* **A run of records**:
-- BEGIN --
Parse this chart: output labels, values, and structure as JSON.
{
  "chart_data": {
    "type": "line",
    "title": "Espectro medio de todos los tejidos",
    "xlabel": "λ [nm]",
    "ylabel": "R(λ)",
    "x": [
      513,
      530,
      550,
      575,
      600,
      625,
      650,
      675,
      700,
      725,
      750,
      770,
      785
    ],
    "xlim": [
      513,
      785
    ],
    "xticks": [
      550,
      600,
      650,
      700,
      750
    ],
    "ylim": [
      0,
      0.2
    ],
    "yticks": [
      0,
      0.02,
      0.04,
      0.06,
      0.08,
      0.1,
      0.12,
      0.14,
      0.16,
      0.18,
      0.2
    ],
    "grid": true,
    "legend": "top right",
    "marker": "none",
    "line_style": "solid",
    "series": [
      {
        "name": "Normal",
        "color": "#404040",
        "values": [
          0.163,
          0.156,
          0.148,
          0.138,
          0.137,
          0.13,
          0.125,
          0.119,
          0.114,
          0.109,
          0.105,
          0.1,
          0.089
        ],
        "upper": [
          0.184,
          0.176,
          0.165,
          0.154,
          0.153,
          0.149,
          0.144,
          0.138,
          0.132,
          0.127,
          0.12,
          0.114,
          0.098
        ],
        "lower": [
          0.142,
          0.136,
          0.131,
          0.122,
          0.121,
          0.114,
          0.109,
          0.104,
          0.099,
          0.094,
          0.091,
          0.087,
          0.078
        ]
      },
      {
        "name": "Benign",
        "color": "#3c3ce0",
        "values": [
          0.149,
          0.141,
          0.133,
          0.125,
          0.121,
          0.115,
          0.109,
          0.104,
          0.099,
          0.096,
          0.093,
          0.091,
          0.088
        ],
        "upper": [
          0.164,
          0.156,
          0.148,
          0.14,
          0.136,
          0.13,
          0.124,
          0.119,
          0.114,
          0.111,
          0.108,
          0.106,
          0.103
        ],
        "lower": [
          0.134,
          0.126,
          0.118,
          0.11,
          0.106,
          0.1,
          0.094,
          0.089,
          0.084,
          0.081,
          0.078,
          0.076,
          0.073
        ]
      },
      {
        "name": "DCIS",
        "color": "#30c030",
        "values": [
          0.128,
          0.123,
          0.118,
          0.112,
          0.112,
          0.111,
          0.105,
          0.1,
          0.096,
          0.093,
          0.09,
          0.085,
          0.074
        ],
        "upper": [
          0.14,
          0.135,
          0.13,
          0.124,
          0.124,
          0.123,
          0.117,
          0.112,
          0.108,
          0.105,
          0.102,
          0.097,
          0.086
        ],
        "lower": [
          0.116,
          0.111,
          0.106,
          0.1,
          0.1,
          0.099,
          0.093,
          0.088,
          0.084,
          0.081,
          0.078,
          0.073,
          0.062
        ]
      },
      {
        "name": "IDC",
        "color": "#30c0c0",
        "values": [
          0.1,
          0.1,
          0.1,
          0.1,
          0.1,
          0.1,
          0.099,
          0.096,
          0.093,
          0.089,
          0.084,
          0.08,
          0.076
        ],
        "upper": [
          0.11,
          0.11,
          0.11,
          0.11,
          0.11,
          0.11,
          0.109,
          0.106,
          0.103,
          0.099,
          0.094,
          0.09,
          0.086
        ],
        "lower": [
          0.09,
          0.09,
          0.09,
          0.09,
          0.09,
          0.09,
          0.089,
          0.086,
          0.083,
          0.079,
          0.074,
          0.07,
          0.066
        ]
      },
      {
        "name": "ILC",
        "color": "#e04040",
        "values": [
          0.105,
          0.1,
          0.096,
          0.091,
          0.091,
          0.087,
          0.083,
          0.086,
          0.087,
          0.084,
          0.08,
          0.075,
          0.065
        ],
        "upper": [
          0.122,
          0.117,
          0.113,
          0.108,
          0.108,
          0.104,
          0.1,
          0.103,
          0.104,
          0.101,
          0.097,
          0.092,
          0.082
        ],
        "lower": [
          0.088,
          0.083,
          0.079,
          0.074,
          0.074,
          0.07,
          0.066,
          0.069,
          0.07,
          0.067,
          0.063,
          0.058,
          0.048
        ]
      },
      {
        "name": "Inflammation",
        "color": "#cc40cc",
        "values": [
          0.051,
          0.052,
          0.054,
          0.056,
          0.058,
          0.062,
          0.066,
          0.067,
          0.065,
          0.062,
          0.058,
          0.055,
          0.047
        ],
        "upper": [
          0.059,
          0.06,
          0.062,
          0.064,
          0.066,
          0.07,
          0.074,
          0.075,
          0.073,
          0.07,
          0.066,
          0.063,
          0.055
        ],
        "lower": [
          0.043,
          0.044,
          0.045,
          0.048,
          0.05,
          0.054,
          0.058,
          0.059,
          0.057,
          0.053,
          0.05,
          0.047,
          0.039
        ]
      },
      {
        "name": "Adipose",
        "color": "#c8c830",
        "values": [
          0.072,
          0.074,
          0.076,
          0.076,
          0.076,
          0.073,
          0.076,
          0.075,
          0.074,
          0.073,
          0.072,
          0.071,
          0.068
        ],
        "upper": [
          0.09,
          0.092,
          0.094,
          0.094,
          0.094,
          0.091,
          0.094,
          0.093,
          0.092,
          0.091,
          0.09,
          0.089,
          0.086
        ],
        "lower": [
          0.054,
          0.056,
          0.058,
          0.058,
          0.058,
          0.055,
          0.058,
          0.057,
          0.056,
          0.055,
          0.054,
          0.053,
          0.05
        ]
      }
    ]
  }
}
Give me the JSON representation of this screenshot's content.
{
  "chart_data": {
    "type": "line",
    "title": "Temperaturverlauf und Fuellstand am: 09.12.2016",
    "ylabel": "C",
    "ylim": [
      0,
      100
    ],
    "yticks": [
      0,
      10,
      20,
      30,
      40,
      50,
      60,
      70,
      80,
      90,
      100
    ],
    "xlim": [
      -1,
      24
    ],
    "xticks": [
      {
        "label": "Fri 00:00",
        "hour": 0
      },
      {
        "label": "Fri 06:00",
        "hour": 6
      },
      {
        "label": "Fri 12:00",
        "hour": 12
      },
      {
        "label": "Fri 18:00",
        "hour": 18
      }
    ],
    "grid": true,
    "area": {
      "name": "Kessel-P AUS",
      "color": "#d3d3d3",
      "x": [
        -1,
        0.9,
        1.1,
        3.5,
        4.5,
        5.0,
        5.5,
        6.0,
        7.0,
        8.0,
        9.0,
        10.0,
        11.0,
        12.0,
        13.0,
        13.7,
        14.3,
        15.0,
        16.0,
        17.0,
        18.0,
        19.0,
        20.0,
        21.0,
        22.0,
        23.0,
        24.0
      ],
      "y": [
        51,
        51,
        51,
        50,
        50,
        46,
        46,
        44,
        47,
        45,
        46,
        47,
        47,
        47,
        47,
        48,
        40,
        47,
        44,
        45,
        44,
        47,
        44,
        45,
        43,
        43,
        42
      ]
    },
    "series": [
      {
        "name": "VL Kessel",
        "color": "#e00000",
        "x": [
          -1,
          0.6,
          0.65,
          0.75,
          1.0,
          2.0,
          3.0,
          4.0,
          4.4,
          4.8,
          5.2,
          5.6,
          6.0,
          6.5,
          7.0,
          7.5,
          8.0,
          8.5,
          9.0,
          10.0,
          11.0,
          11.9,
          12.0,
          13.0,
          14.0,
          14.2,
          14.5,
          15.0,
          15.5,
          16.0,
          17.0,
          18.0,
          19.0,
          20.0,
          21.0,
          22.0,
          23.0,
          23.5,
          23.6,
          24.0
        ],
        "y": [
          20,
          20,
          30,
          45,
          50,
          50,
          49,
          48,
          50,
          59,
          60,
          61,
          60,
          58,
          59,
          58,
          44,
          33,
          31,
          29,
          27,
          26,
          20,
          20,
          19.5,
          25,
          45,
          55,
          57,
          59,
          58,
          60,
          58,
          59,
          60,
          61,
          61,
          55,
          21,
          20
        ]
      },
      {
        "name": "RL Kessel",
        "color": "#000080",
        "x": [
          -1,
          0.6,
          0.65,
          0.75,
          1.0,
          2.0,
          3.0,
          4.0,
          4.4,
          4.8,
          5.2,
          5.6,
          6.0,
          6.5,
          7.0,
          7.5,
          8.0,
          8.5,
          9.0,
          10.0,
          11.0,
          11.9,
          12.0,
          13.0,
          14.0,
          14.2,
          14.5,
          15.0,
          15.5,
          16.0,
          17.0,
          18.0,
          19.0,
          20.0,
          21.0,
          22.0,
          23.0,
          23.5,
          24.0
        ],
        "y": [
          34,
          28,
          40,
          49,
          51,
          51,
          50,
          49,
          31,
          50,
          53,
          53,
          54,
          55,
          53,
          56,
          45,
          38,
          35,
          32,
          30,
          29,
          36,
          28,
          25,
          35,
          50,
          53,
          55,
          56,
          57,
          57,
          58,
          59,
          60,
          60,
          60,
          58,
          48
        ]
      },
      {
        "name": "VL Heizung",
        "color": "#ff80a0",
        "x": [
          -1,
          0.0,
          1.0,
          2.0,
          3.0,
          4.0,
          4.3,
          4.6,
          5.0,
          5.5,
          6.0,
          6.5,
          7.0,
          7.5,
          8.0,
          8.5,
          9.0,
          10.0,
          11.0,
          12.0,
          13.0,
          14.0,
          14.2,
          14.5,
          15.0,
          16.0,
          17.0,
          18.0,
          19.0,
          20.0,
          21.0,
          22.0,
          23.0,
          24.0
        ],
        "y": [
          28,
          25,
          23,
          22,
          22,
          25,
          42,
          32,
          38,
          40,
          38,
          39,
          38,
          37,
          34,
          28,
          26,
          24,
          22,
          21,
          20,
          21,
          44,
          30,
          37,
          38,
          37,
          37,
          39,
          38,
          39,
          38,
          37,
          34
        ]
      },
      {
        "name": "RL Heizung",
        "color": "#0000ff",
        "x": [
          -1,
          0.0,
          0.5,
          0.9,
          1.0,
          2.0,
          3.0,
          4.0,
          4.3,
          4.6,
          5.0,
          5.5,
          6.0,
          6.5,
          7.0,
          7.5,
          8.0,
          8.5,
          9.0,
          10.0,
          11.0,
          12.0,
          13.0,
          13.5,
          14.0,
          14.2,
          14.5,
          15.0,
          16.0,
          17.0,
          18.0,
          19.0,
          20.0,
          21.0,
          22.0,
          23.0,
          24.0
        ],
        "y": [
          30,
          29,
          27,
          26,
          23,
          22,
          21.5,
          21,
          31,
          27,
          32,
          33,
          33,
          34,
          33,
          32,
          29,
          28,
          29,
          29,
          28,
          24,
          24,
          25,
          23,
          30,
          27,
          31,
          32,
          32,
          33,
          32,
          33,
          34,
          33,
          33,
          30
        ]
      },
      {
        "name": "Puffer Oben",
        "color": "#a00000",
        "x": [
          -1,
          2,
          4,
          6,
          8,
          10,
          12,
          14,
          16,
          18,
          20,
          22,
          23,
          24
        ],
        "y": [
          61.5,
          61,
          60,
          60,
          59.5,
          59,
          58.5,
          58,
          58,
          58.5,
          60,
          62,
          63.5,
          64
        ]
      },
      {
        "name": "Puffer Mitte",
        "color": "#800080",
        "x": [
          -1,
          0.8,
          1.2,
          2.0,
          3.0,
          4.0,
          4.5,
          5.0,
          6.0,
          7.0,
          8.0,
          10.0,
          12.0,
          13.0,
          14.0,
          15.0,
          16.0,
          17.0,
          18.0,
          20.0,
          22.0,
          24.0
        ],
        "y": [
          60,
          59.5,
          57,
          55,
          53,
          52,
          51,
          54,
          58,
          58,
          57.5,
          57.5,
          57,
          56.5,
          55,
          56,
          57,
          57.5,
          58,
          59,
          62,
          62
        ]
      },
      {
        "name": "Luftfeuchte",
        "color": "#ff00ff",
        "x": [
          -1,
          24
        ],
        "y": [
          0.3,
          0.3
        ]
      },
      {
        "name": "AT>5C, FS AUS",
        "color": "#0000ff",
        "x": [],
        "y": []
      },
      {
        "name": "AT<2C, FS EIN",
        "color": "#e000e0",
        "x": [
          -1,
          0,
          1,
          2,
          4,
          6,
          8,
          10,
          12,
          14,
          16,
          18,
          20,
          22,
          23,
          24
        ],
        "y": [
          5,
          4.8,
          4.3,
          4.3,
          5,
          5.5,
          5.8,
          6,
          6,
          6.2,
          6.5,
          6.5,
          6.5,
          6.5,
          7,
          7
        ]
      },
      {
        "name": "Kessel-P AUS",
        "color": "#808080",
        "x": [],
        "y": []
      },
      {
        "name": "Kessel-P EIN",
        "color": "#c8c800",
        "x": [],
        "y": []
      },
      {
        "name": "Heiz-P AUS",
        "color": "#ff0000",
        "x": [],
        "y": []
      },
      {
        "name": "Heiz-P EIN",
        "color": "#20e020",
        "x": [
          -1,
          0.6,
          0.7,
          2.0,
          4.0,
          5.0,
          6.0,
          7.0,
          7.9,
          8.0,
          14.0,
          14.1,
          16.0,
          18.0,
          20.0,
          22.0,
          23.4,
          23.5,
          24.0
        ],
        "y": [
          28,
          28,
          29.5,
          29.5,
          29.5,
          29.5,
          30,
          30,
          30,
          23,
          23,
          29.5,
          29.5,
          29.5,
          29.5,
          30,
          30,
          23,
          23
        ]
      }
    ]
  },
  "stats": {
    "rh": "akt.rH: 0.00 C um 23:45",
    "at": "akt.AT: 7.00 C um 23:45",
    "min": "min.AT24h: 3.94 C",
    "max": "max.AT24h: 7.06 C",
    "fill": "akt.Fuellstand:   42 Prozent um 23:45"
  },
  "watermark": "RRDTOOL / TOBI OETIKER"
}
-- END --
* **Exercise instructions**: Copy out every line of the listing that contains the string "Fuellstand".

* **Output of the task**:
    "title": "Temperaturverlauf und Fuellstand am: 09.12.2016",
    "fill": "akt.Fuellstand:   42 Prozent um 23:45"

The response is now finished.